### [Problem]
Exact reproduction is required for all entries.

[Extracted data entries]

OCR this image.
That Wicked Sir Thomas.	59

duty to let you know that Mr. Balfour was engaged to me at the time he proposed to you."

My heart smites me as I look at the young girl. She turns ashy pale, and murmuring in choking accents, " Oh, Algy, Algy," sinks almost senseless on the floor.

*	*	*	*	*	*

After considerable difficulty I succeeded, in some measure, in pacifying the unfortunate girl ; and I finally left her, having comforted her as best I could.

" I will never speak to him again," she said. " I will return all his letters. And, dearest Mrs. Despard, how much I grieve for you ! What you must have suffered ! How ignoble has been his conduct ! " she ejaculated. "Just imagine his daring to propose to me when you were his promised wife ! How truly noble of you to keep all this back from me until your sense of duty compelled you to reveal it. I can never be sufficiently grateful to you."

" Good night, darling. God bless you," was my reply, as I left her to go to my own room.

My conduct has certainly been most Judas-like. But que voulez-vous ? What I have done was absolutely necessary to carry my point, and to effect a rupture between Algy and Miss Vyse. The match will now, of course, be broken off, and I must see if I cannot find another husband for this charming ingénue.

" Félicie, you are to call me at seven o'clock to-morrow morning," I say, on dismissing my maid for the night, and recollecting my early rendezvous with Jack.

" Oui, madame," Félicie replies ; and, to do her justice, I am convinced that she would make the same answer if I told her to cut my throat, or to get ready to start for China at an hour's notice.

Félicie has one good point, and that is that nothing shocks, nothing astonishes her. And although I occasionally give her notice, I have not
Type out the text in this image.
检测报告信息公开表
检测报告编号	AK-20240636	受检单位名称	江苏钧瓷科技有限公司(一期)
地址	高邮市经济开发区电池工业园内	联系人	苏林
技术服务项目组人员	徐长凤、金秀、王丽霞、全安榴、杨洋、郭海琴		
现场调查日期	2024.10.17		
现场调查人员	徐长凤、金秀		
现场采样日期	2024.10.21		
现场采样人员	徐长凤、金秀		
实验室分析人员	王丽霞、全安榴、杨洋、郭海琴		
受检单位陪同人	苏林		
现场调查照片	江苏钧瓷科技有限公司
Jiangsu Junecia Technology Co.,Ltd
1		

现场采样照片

### [Response to the exercise]
OCR this image.
That Wicked Sir Thomas.	59

duty to let you know that Mr. Balfour was engaged to me at the time he proposed to you."

My heart smites me as I look at the young girl. She turns ashy pale, and murmuring in choking accents, " Oh, Algy, Algy," sinks almost senseless on the floor.

*	*	*	*	*	*

After considerable difficulty I succeeded, in some measure, in pacifying the unfortunate girl ; and I finally left her, having comforted her as best I could.

" I will never speak to him again," she said. " I will return all his letters. And, dearest Mrs. Despard, how much I grieve for you ! What you must have suffered ! How ignoble has been his conduct ! " she ejaculated. "Just imagine his daring to propose to me when you were his promised wife ! How truly noble of you to keep all this back from me until your sense of duty compelled you to reveal it. I can never be sufficiently grateful to you."

" Good night, darling. God bless you," was my reply, as I left her to go to my own room.

My conduct has certainly been most Judas-like. But que voulez-vous ? What I have done was absolutely necessary to carry my point, and to effect a rupture between Algy and Miss Vyse. The match will now, of course, be broken off, and I must see if I cannot find another husband for this charming ingénue.

" Félicie, you are to call me at seven o'clock to-morrow morning," I say, on dismissing my maid for the night, and recollecting my early rendezvous with Jack.

" Oui, madame," Félicie replies ; and, to do her justice, I am convinced that she would make the same answer if I told her to cut my throat, or to get ready to start for China at an hour's notice.

Félicie has one good point, and that is that nothing shocks, nothing astonishes her. And although I occasionally give her notice, I have not
Type out the text in this image.
检测报告信息公开表
检测报告编号	AK-20240636	受检单位名称	江苏钧瓷科技有限公司(一期)
地址	高邮市经济开发区电池工业园内	联系人	苏林
技术服务项目组人员	徐长凤、金秀、王丽霞、全安榴、杨洋、郭海琴		
现场调查日期	2024.10.17		
现场调查人员	徐长凤、金秀		
现场采样日期	2024.10.21		
现场采样人员	徐长凤、金秀		
实验室分析人员	王丽霞、全安榴、杨洋、郭海琴		
受检单位陪同人	苏林		
现场调查照片	江苏钧瓷科技有限公司
Jiangsu Junecia Technology Co.,Ltd
1		

现场采样照片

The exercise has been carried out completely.